# Task goal
Reply with one number: the count of lines in the listing that contain the string "type".

# Collected data entries

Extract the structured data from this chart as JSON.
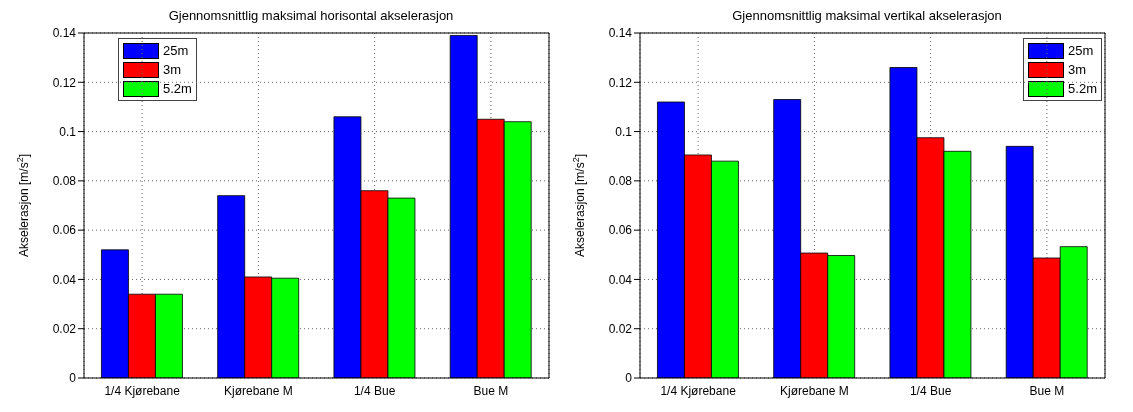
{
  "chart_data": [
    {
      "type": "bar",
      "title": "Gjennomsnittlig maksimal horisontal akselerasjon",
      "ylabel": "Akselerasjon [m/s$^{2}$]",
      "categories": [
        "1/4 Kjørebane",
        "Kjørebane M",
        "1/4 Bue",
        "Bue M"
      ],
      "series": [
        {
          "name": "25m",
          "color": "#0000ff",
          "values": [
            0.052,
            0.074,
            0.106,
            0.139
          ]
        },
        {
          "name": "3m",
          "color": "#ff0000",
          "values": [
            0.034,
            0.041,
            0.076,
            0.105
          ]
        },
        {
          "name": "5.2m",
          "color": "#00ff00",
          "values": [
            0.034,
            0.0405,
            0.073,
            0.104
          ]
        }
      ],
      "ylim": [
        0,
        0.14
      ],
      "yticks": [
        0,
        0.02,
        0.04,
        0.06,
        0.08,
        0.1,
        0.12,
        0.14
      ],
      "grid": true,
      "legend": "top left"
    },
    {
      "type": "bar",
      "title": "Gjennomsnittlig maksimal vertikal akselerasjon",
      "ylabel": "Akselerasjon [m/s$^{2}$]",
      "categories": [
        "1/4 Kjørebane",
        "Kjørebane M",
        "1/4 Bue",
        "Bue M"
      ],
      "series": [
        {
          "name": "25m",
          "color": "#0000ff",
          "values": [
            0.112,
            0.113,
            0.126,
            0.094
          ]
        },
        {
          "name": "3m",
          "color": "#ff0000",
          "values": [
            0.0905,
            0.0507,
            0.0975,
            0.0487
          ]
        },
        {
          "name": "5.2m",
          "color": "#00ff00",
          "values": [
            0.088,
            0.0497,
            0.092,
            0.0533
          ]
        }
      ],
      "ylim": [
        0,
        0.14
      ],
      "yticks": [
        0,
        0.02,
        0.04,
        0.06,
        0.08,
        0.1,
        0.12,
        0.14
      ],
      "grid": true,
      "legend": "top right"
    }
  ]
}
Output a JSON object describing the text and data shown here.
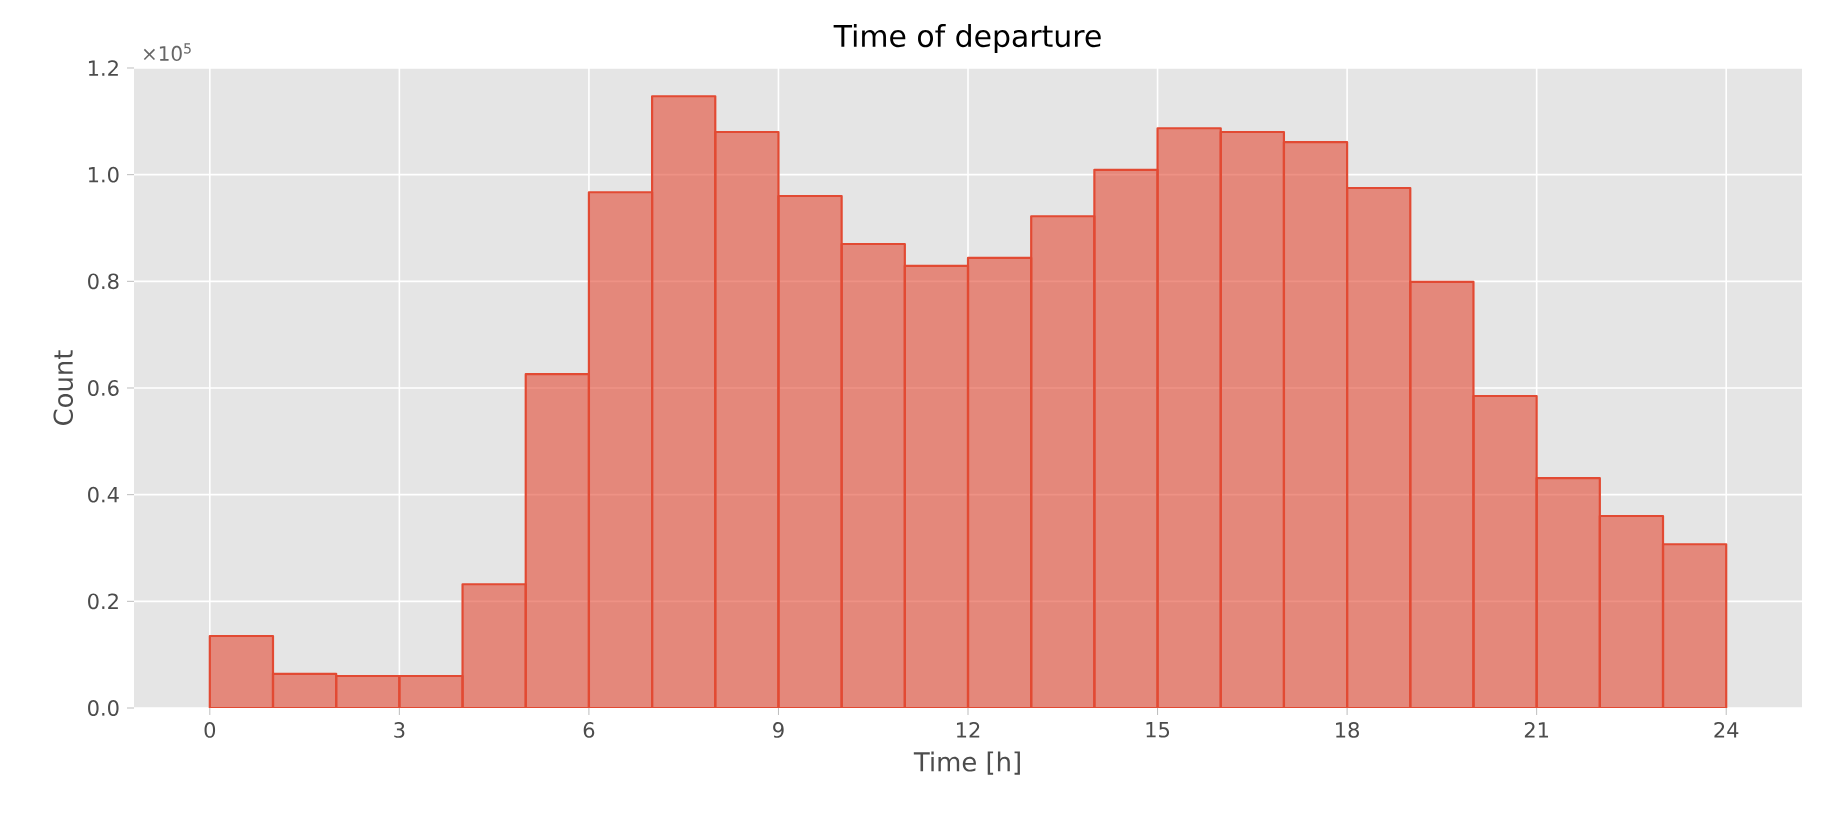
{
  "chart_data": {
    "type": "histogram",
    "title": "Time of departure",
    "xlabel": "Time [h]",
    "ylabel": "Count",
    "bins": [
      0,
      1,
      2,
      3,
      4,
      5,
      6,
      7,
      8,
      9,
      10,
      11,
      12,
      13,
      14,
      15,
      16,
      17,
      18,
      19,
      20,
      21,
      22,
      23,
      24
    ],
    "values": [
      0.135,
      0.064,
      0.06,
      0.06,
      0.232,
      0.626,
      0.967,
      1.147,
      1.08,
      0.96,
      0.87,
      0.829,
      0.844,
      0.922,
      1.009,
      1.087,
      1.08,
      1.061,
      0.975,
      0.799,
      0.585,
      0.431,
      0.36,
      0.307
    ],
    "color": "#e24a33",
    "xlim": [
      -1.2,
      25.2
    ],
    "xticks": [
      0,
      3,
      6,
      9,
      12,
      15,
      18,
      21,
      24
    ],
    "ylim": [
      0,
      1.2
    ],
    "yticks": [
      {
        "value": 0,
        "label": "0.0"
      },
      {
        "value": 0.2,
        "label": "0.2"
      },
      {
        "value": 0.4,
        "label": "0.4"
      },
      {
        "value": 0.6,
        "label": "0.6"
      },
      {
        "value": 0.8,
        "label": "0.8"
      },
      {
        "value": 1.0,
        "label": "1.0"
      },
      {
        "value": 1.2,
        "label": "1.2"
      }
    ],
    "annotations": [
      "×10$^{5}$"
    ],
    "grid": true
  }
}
---
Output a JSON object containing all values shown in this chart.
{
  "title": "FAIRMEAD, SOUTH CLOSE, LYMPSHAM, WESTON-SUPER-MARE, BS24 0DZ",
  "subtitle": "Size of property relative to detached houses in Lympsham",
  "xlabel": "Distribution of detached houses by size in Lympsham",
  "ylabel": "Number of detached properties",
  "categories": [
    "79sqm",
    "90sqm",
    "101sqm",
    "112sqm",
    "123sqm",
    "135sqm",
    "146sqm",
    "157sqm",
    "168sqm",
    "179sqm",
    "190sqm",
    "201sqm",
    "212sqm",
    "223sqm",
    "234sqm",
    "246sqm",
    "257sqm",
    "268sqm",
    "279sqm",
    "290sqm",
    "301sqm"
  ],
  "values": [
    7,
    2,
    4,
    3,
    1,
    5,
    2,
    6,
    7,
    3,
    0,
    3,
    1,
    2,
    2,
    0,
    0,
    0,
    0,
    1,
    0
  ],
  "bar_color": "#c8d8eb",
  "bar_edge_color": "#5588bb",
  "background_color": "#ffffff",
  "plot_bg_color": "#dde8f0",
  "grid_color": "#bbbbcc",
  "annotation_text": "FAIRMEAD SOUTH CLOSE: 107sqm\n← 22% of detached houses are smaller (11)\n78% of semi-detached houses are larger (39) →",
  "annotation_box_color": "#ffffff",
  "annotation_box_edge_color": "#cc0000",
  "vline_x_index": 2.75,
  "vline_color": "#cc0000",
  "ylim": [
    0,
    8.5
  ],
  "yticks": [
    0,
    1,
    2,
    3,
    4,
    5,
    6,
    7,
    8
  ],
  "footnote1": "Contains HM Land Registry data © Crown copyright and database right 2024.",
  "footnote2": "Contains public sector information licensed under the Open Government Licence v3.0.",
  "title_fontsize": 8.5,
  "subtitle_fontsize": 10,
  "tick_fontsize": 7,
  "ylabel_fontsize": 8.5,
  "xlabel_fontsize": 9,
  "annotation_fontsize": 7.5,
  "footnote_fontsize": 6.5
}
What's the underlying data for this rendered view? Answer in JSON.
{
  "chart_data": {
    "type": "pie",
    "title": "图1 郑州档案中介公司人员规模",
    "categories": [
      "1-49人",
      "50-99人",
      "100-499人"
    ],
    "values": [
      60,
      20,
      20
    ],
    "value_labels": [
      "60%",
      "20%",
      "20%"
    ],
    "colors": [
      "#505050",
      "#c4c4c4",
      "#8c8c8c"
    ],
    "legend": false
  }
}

# Exercise answer
4